What you need to do
Print the records again, character for character.
* start Stored records *
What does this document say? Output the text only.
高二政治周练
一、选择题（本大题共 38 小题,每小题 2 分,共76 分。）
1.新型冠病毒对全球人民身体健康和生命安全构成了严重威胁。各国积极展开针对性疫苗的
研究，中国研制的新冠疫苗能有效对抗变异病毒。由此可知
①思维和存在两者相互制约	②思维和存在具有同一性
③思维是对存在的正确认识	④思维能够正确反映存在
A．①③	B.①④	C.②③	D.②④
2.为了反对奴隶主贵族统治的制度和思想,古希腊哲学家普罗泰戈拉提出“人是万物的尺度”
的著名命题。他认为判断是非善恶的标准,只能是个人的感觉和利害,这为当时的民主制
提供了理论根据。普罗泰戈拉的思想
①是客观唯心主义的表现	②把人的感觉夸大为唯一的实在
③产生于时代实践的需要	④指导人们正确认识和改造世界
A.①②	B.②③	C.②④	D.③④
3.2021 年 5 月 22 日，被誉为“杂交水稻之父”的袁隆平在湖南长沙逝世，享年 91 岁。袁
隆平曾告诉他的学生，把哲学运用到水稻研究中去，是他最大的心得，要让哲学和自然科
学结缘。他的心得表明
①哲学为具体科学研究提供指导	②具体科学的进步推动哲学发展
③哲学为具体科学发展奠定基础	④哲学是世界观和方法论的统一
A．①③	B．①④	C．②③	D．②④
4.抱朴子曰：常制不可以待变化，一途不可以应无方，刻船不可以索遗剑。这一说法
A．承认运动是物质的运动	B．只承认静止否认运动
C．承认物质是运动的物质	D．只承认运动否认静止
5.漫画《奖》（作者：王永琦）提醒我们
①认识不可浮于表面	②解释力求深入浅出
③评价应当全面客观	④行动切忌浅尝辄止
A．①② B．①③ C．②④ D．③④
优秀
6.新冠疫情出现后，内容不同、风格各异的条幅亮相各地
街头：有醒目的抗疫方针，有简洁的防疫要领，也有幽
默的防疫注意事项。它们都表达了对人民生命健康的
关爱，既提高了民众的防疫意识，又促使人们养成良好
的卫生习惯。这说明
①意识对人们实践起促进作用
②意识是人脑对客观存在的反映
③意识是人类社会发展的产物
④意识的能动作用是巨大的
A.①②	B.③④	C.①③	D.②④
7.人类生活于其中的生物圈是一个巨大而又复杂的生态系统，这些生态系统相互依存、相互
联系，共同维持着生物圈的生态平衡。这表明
* end Stored records *
Task answer
What does this document say? Output the text only.
高二政治周练
一、选择题（本大题共 38 小题,每小题 2 分,共76 分。）
1.新型冠病毒对全球人民身体健康和生命安全构成了严重威胁。各国积极展开针对性疫苗的
研究，中国研制的新冠疫苗能有效对抗变异病毒。由此可知
①思维和存在两者相互制约	②思维和存在具有同一性
③思维是对存在的正确认识	④思维能够正确反映存在
A．①③	B.①④	C.②③	D.②④
2.为了反对奴隶主贵族统治的制度和思想,古希腊哲学家普罗泰戈拉提出“人是万物的尺度”
的著名命题。他认为判断是非善恶的标准,只能是个人的感觉和利害,这为当时的民主制
提供了理论根据。普罗泰戈拉的思想
①是客观唯心主义的表现	②把人的感觉夸大为唯一的实在
③产生于时代实践的需要	④指导人们正确认识和改造世界
A.①②	B.②③	C.②④	D.③④
3.2021 年 5 月 22 日，被誉为“杂交水稻之父”的袁隆平在湖南长沙逝世，享年 91 岁。袁
隆平曾告诉他的学生，把哲学运用到水稻研究中去，是他最大的心得，要让哲学和自然科
学结缘。他的心得表明
①哲学为具体科学研究提供指导	②具体科学的进步推动哲学发展
③哲学为具体科学发展奠定基础	④哲学是世界观和方法论的统一
A．①③	B．①④	C．②③	D．②④
4.抱朴子曰：常制不可以待变化，一途不可以应无方，刻船不可以索遗剑。这一说法
A．承认运动是物质的运动	B．只承认静止否认运动
C．承认物质是运动的物质	D．只承认运动否认静止
5.漫画《奖》（作者：王永琦）提醒我们
①认识不可浮于表面	②解释力求深入浅出
③评价应当全面客观	④行动切忌浅尝辄止
A．①② B．①③ C．②④ D．③④
优秀
6.新冠疫情出现后，内容不同、风格各异的条幅亮相各地
街头：有醒目的抗疫方针，有简洁的防疫要领，也有幽
默的防疫注意事项。它们都表达了对人民生命健康的
关爱，既提高了民众的防疫意识，又促使人们养成良好
的卫生习惯。这说明
①意识对人们实践起促进作用
②意识是人脑对客观存在的反映
③意识是人类社会发展的产物
④意识的能动作用是巨大的
A.①②	B.③④	C.①③	D.②④
7.人类生活于其中的生物圈是一个巨大而又复杂的生态系统，这些生态系统相互依存、相互
联系，共同维持着生物圈的生态平衡。这表明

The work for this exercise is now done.